Return the material exactly as supplied, apart from the pictures, which are omitted.
::: Supplied records :::
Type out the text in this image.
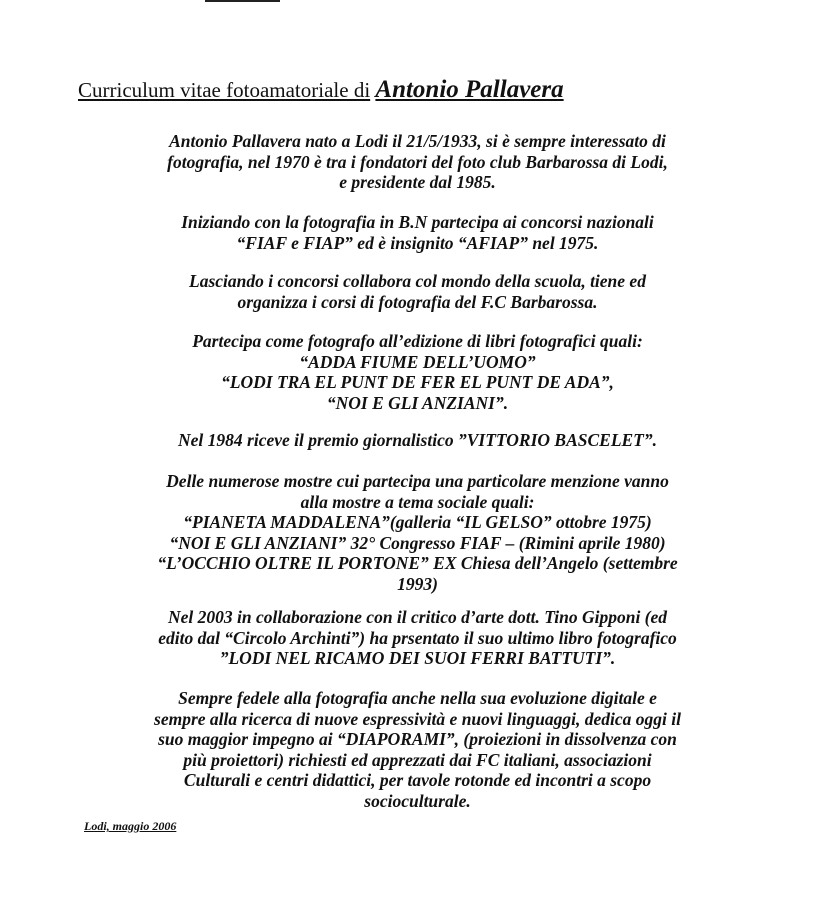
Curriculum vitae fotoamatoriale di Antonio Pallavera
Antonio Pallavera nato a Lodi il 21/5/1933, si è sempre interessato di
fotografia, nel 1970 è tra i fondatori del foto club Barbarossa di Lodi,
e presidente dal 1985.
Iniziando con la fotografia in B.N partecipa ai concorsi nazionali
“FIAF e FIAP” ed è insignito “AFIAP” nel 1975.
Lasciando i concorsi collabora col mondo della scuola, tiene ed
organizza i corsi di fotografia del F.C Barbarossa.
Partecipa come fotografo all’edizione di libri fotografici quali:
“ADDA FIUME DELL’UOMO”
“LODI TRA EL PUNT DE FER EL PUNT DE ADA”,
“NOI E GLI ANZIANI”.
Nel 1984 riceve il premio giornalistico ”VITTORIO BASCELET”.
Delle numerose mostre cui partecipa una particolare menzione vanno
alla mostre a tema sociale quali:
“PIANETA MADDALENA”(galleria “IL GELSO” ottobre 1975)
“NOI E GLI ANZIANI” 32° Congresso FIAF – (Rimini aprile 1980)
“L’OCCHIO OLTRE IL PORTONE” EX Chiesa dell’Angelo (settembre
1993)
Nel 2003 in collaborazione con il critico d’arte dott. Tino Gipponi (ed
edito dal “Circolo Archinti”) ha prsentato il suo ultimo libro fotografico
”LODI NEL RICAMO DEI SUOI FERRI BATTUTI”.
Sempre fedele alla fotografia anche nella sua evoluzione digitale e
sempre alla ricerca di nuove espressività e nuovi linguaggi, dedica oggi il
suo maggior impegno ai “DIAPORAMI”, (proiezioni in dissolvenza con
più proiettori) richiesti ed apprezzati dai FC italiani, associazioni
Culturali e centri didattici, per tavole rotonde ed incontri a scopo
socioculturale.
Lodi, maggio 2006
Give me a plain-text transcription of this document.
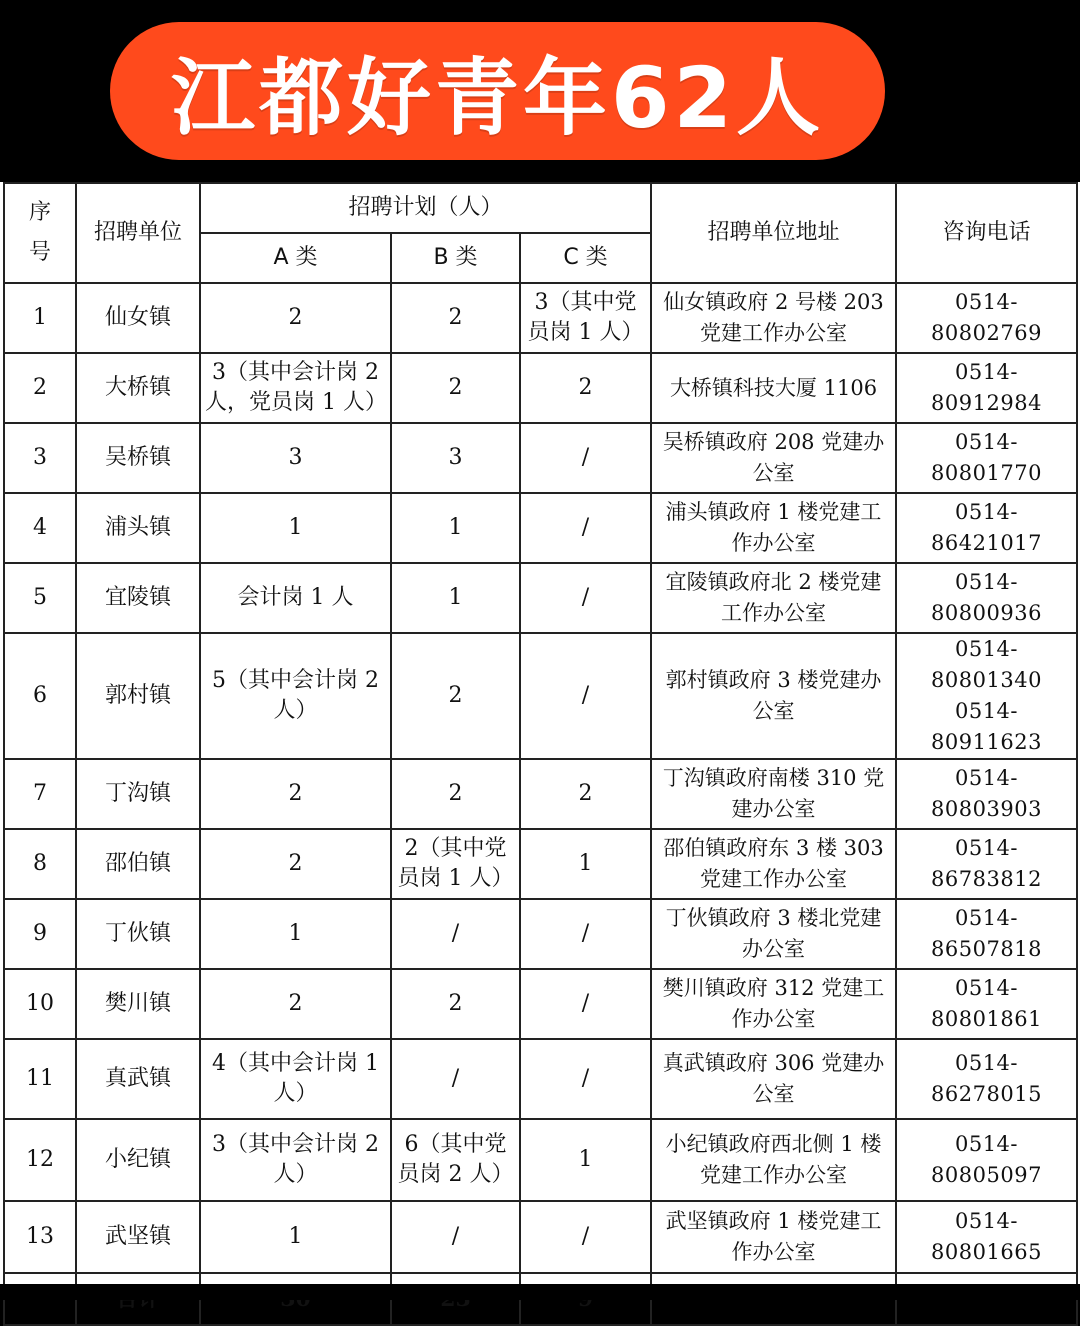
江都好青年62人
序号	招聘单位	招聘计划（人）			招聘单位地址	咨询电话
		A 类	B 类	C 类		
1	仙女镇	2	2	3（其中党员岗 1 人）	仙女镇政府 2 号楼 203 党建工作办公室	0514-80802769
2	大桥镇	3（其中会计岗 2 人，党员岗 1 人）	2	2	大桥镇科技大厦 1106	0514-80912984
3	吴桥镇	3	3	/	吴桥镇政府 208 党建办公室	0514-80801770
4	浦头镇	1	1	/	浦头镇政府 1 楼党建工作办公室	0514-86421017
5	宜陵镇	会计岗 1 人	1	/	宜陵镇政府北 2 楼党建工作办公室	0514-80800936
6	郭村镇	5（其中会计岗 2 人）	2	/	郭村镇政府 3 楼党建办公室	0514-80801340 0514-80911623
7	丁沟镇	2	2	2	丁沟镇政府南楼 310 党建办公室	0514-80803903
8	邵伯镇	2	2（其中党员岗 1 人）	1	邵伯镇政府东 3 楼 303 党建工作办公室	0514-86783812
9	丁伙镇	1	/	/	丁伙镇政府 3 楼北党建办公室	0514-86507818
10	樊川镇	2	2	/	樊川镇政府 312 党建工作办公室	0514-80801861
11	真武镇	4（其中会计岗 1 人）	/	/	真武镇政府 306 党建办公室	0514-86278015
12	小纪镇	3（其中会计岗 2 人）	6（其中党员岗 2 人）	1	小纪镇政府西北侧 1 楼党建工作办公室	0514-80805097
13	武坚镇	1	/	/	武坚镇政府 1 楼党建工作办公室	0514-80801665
:::
Response to this task –
Type out the text in this image.
Curriculum vitae fotoamatoriale di Antonio Pallavera
Antonio Pallavera nato a Lodi il 21/5/1933, si è sempre interessato di
fotografia, nel 1970 è tra i fondatori del foto club Barbarossa di Lodi,
e presidente dal 1985.
Iniziando con la fotografia in B.N partecipa ai concorsi nazionali
“FIAF e FIAP” ed è insignito “AFIAP” nel 1975.
Lasciando i concorsi collabora col mondo della scuola, tiene ed
organizza i corsi di fotografia del F.C Barbarossa.
Partecipa come fotografo all’edizione di libri fotografici quali:
“ADDA FIUME DELL’UOMO”
“LODI TRA EL PUNT DE FER EL PUNT DE ADA”,
“NOI E GLI ANZIANI”.
Nel 1984 riceve il premio giornalistico ”VITTORIO BASCELET”.
Delle numerose mostre cui partecipa una particolare menzione vanno
alla mostre a tema sociale quali:
“PIANETA MADDALENA”(galleria “IL GELSO” ottobre 1975)
“NOI E GLI ANZIANI” 32° Congresso FIAF – (Rimini aprile 1980)
“L’OCCHIO OLTRE IL PORTONE” EX Chiesa dell’Angelo (settembre
1993)
Nel 2003 in collaborazione con il critico d’arte dott. Tino Gipponi (ed
edito dal “Circolo Archinti”) ha prsentato il suo ultimo libro fotografico
”LODI NEL RICAMO DEI SUOI FERRI BATTUTI”.
Sempre fedele alla fotografia anche nella sua evoluzione digitale e
sempre alla ricerca di nuove espressività e nuovi linguaggi, dedica oggi il
suo maggior impegno ai “DIAPORAMI”, (proiezioni in dissolvenza con
più proiettori) richiesti ed apprezzati dai FC italiani, associazioni
Culturali e centri didattici, per tavole rotonde ed incontri a scopo
socioculturale.
Lodi, maggio 2006
Give me a plain-text transcription of this document.
江都好青年62人
序号	招聘单位	招聘计划（人）			招聘单位地址	咨询电话
		A 类	B 类	C 类		
1	仙女镇	2	2	3（其中党员岗 1 人）	仙女镇政府 2 号楼 203 党建工作办公室	0514-80802769
2	大桥镇	3（其中会计岗 2 人，党员岗 1 人）	2	2	大桥镇科技大厦 1106	0514-80912984
3	吴桥镇	3	3	/	吴桥镇政府 208 党建办公室	0514-80801770
4	浦头镇	1	1	/	浦头镇政府 1 楼党建工作办公室	0514-86421017
5	宜陵镇	会计岗 1 人	1	/	宜陵镇政府北 2 楼党建工作办公室	0514-80800936
6	郭村镇	5（其中会计岗 2 人）	2	/	郭村镇政府 3 楼党建办公室	0514-80801340 0514-80911623
7	丁沟镇	2	2	2	丁沟镇政府南楼 310 党建办公室	0514-80803903
8	邵伯镇	2	2（其中党员岗 1 人）	1	邵伯镇政府东 3 楼 303 党建工作办公室	0514-86783812
9	丁伙镇	1	/	/	丁伙镇政府 3 楼北党建办公室	0514-86507818
10	樊川镇	2	2	/	樊川镇政府 312 党建工作办公室	0514-80801861
11	真武镇	4（其中会计岗 1 人）	/	/	真武镇政府 306 党建办公室	0514-86278015
12	小纪镇	3（其中会计岗 2 人）	6（其中党员岗 2 人）	1	小纪镇政府西北侧 1 楼党建工作办公室	0514-80805097
13	武坚镇	1	/	/	武坚镇政府 1 楼党建工作办公室	0514-80801665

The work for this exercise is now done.